Exactly the lines from the line that has "What text is on this page?" through the final line below are to be retyped, and the pictures are not.
Start
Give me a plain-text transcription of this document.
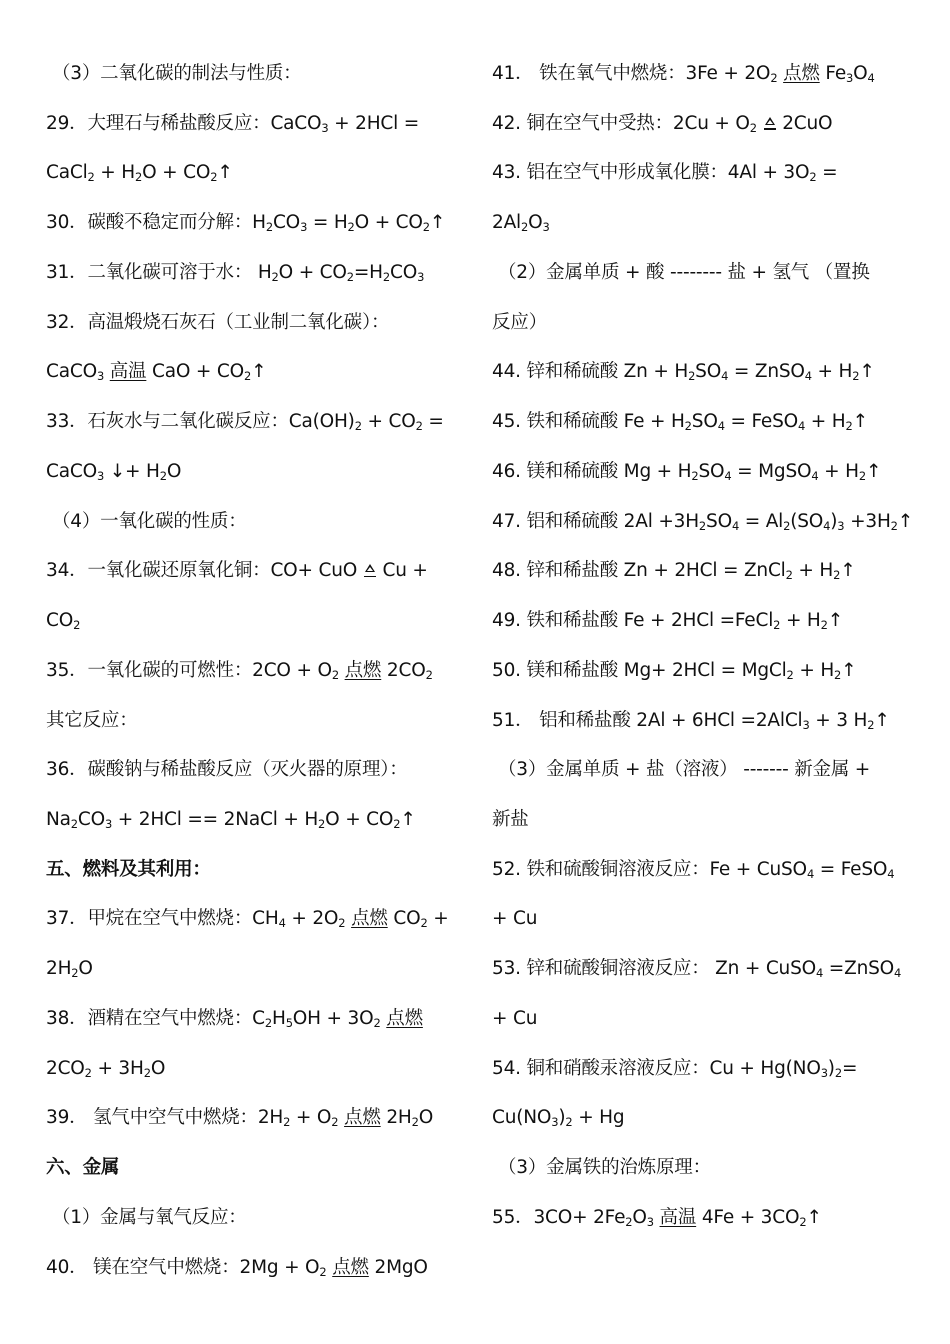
（3）二氧化碳的制法与性质：
29．大理石与稀盐酸反应：CaCO$_3$ + 2HCl =
CaCl$_2$ + $H_2O$ + $CO_2↑$
30．碳酸不稳定而分解：$H_2CO_3 = H_2O$ + $CO_2↑$
31．二氧化碳可溶于水： $H_2O + CO_2=H_2CO_3$
32．高温煅烧石灰石（工业制二氧化碳）：
CaCO$_3$ 高温 CaO + $CO_2↑$
33．石灰水与二氧化碳反应：$Ca(OH)_2 + CO_2$ =
CaCO$_3$ ↓+ $H_2O$
（4）一氧化碳的性质：
34．一氧化碳还原氧化铜：CO+ CuO
Cu +
$CO_2$
35．一氧化碳的可燃性：$2CO + O_2$ 点燃 $2CO_2$
其它反应：
36．碳酸钠与稀盐酸反应（灭火器的原理）：
$Na_2CO_3 + 2HCl$ == 2NaCl + $H_2O$ + $CO_2↑$
五、燃料及其利用：
37．甲烷在空气中燃烧：$CH_4 + 2O_2$ 点燃 $CO_2$ +
$2H_2O$
38．酒精在空气中燃烧：$C_2H_5OH + 3O_2$ 点燃
$2CO_2 + 3H_2O$
39． 氢气中空气中燃烧：$2H_2 + O_2$ 点燃 $2H_2O$
六、金属
（1）金属与氧气反应：
40． 镁在空气中燃烧：$2Mg + O_2$ 点燃 2MgO
41． 铁在氧气中燃烧：$3Fe + 2O_2$ 点燃 $Fe_3O_4$
42. 铜在空气中受热：$2Cu + O_2$
2CuO
43. 铝在空气中形成氧化膜：$4Al + 3O_2$ =
$2Al_2O_3$
（2）金属单质 + 酸 -------- 盐 + 氢气 （置换
反应）
44. 锌和稀硫酸 $Zn + H_2SO_4$ = ZnSO$_4$ + $H_2↑$
45. 铁和稀硫酸 $Fe + H_2SO_4$ = FeSO$_4$ + $H_2↑$
46. 镁和稀硫酸 $Mg + H_2SO_4$ = MgSO$_4$ + $H_2↑$
47. 铝和稀硫酸 $2Al +3H_2SO_4 = Al_2(SO_4)_3$ $+3H_2↑$
48. 锌和稀盐酸 Zn + 2HCl = ZnCl$_2$ + $H_2↑$
49. 铁和稀盐酸 Fe + 2HCl =FeCl$_2$ + $H_2↑$
50. 镁和稀盐酸 Mg+ 2HCl = MgCl$_2$ + $H_2↑$
51． 铝和稀盐酸 2Al + 6HCl =2AlCl$_3$ + 3 $H_2↑$
（3）金属单质 + 盐（溶液） ------- 新金属 +
新盐
52. 铁和硫酸铜溶液反应：Fe + CuSO$_4$ = FeSO$_4$
+ Cu
53. 锌和硫酸铜溶液反应： Zn + CuSO$_4$ =ZnSO$_4$
+ Cu
54. 铜和硝酸汞溶液反应：$Cu + Hg(NO_3)_2=$
$Cu(NO_3)_2 + Hg$
（3）金属铁的治炼原理：
55．$3CO+ 2Fe_2O_3$ 高温 $4Fe + 3CO_2↑$
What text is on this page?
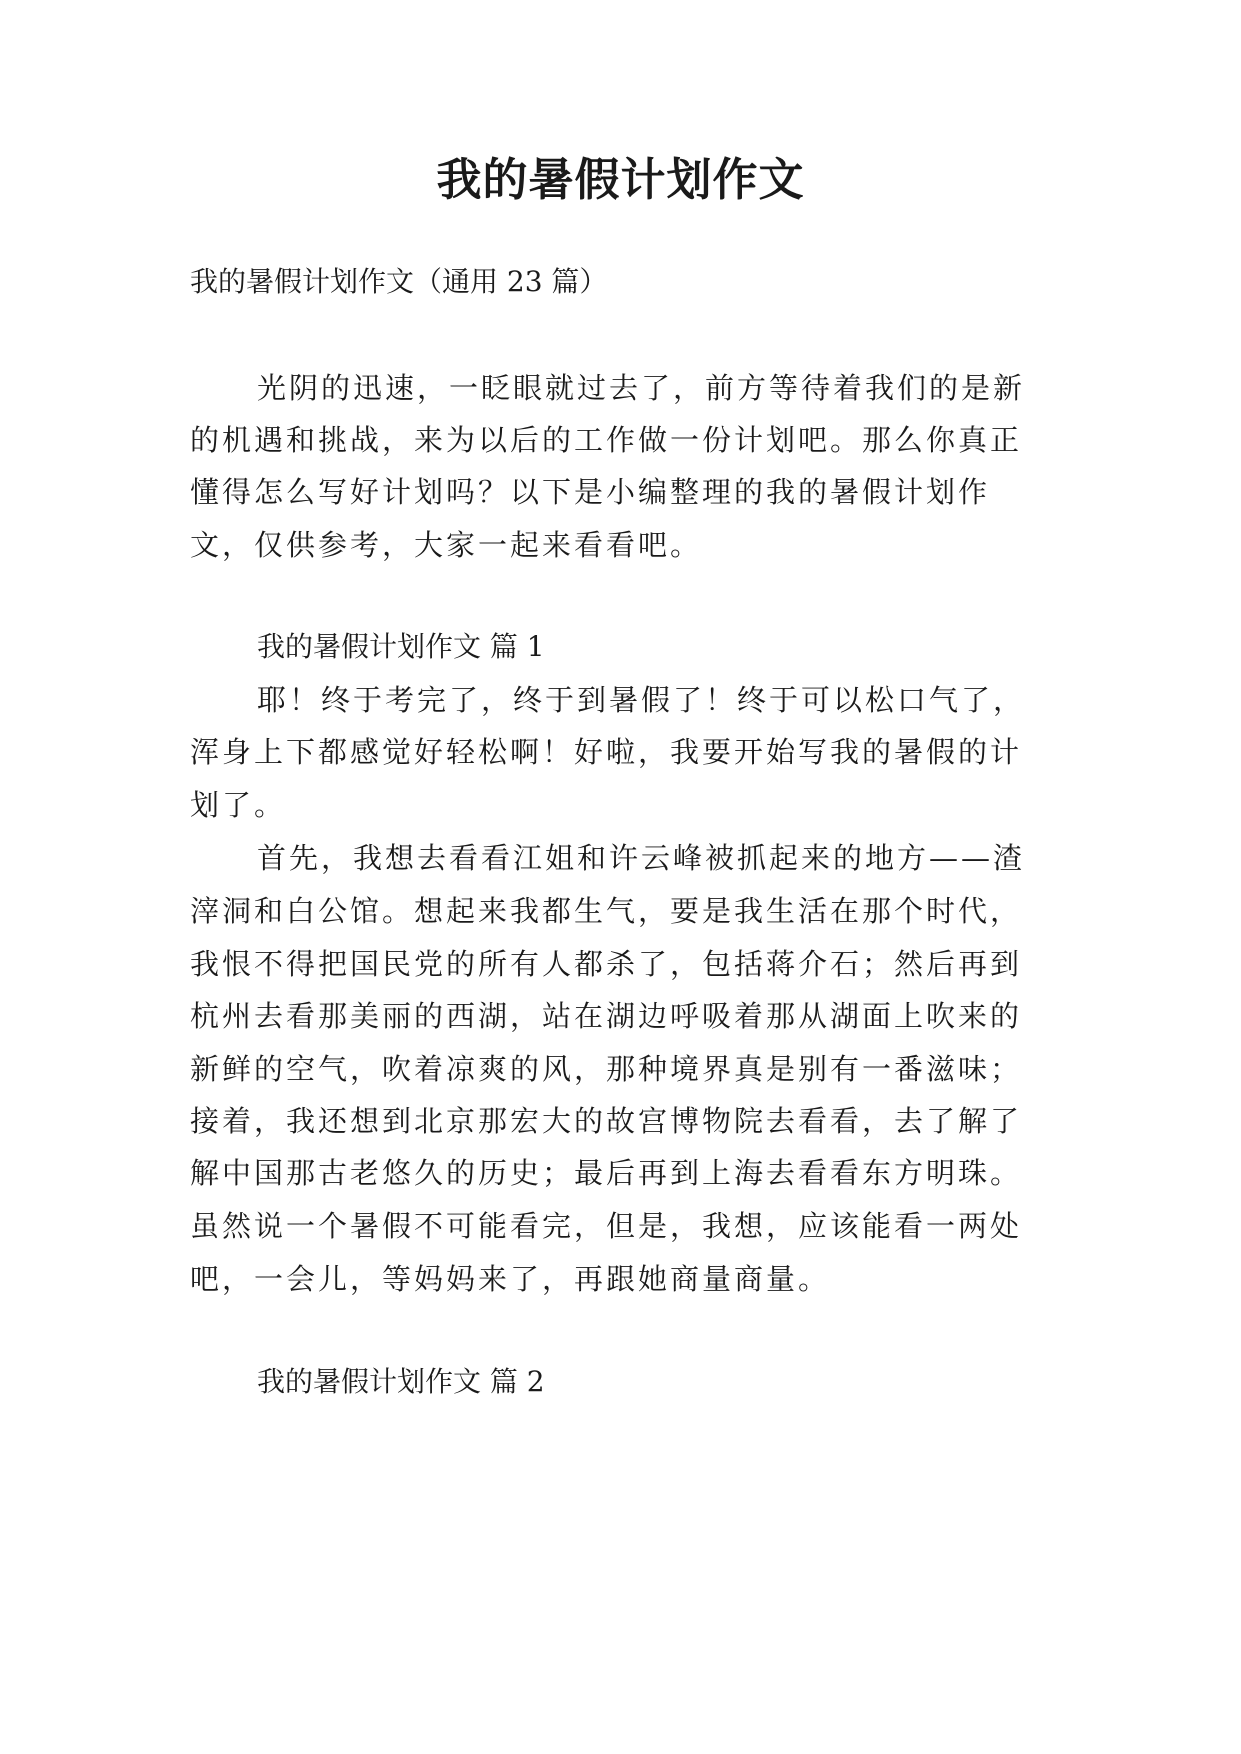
我的暑假计划作文
我的暑假计划作文（通用 23 篇）
光阴的迅速，一眨眼就过去了，前方等待着我们的是新
的机遇和挑战，来为以后的工作做一份计划吧。那么你真正
懂得怎么写好计划吗？以下是小编整理的我的暑假计划作
文，仅供参考，大家一起来看看吧。
我的暑假计划作文 篇 1
耶！终于考完了，终于到暑假了！终于可以松口气了，
浑身上下都感觉好轻松啊！好啦，我要开始写我的暑假的计
划了。
首先，我想去看看江姐和许云峰被抓起来的地方——渣
滓洞和白公馆。想起来我都生气，要是我生活在那个时代，
我恨不得把国民党的所有人都杀了，包括蒋介石；然后再到
杭州去看那美丽的西湖，站在湖边呼吸着那从湖面上吹来的
新鲜的空气，吹着凉爽的风，那种境界真是别有一番滋味；
接着，我还想到北京那宏大的故宫博物院去看看，去了解了
解中国那古老悠久的历史；最后再到上海去看看东方明珠。
虽然说一个暑假不可能看完，但是，我想，应该能看一两处
吧，一会儿，等妈妈来了，再跟她商量商量。
我的暑假计划作文 篇 2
End
-- THE REPLY --
What text is on this page?
我的暑假计划作文
我的暑假计划作文（通用 23 篇）
光阴的迅速，一眨眼就过去了，前方等待着我们的是新
的机遇和挑战，来为以后的工作做一份计划吧。那么你真正
懂得怎么写好计划吗？以下是小编整理的我的暑假计划作
文，仅供参考，大家一起来看看吧。
我的暑假计划作文 篇 1
耶！终于考完了，终于到暑假了！终于可以松口气了，
浑身上下都感觉好轻松啊！好啦，我要开始写我的暑假的计
划了。
首先，我想去看看江姐和许云峰被抓起来的地方——渣
滓洞和白公馆。想起来我都生气，要是我生活在那个时代，
我恨不得把国民党的所有人都杀了，包括蒋介石；然后再到
杭州去看那美丽的西湖，站在湖边呼吸着那从湖面上吹来的
新鲜的空气，吹着凉爽的风，那种境界真是别有一番滋味；
接着，我还想到北京那宏大的故宫博物院去看看，去了解了
解中国那古老悠久的历史；最后再到上海去看看东方明珠。
虽然说一个暑假不可能看完，但是，我想，应该能看一两处
吧，一会儿，等妈妈来了，再跟她商量商量。
我的暑假计划作文 篇 2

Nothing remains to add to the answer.